#### Goal of the exercise:
Find the number of lines containing the string "prompt" in the data. Answer with the number by itself.

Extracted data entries
# # # #
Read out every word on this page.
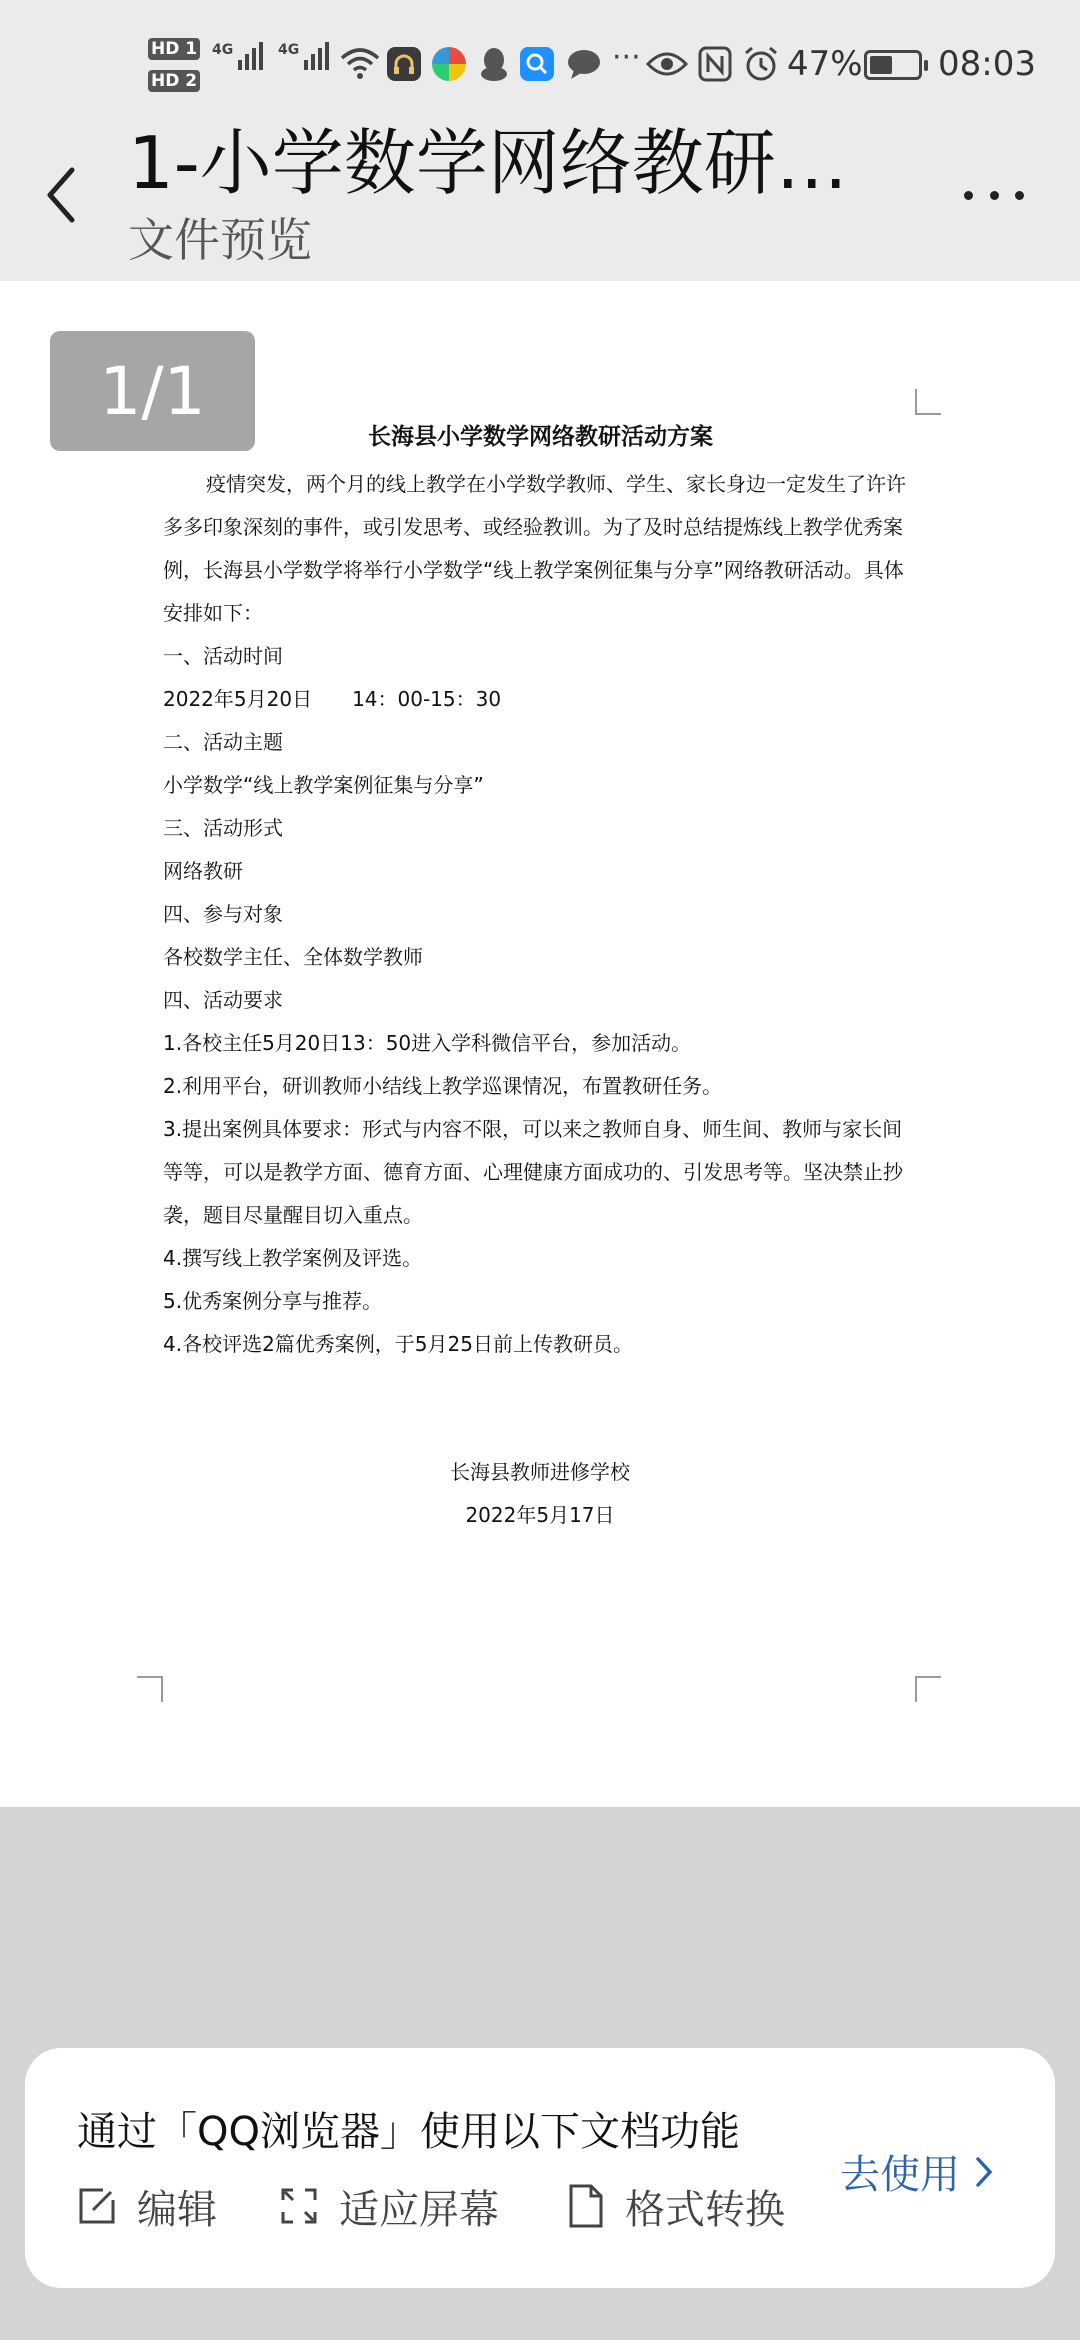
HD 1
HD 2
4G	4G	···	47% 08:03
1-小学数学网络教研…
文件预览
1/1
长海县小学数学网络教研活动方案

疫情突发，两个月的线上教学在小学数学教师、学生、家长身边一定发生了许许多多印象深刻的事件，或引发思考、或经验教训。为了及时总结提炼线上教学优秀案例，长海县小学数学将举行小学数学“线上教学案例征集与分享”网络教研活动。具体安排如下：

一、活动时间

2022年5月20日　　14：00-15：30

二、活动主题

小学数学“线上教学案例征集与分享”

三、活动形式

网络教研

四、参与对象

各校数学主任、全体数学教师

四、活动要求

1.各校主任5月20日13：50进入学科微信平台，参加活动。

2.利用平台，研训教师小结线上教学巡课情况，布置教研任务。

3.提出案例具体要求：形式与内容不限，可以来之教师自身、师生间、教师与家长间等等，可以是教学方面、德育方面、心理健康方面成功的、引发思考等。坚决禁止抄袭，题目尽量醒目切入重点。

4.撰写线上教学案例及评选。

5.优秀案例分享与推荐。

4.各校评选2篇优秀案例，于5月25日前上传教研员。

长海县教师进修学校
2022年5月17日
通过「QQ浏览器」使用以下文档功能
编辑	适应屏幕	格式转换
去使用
# # # #
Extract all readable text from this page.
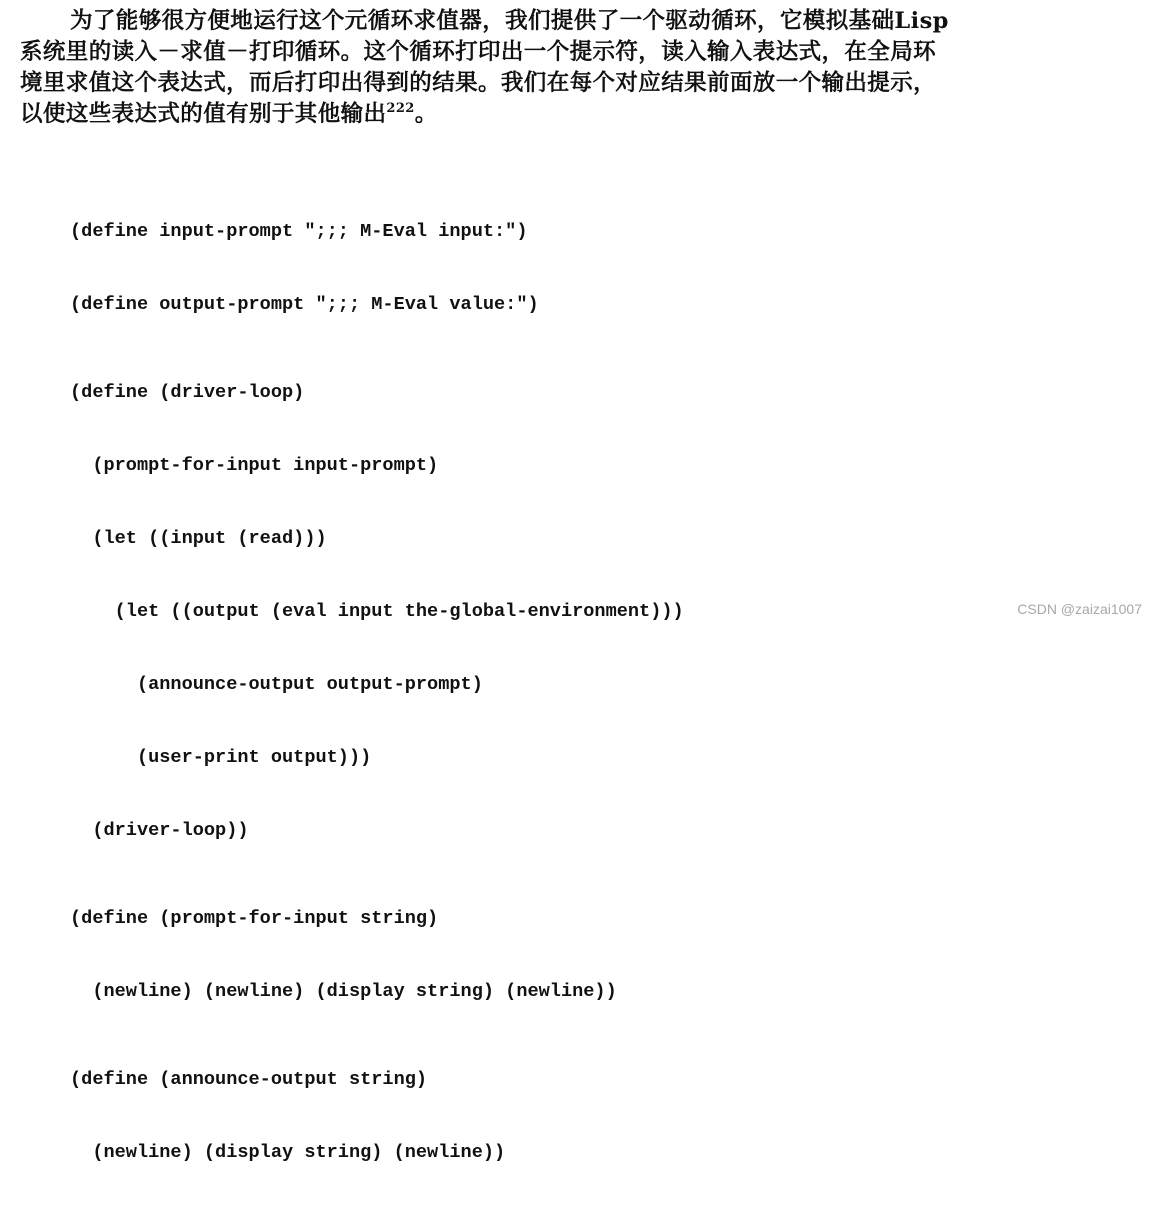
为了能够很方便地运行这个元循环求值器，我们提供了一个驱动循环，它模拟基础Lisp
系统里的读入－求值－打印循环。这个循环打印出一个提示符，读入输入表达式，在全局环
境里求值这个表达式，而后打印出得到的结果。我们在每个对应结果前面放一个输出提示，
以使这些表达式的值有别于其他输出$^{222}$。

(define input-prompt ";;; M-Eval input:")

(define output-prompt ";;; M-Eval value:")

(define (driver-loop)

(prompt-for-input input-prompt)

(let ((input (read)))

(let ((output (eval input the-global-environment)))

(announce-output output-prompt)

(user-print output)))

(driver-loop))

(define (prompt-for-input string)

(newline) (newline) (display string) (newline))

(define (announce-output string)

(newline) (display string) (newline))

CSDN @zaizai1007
# # # #
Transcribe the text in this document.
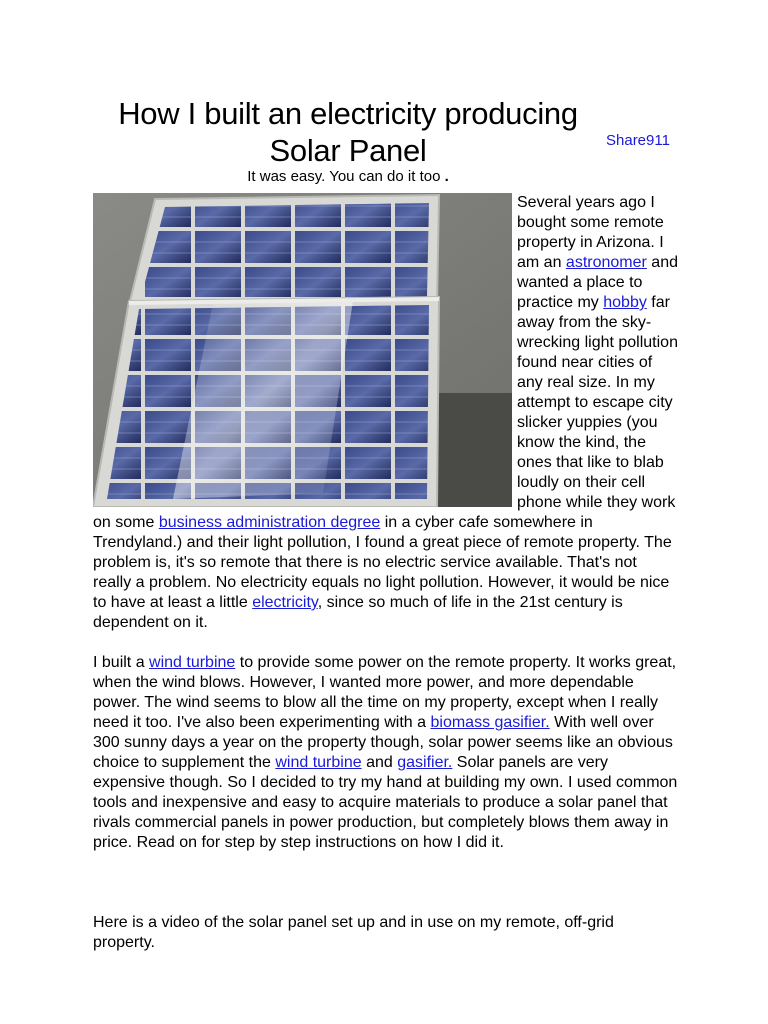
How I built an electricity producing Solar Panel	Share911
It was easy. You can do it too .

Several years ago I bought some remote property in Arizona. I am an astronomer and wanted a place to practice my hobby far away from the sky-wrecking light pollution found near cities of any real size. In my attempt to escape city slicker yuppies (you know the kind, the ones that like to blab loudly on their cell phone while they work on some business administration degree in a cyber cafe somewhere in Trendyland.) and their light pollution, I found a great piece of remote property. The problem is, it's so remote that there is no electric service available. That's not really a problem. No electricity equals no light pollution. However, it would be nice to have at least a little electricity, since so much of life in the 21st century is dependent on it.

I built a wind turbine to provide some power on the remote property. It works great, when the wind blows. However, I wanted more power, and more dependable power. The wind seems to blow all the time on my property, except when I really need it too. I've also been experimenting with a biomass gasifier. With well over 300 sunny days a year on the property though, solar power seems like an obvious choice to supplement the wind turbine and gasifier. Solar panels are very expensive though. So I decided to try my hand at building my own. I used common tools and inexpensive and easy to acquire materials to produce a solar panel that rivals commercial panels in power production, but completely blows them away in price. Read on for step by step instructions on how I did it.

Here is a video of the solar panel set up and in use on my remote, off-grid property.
# # # #
#### Response to this exercise:
5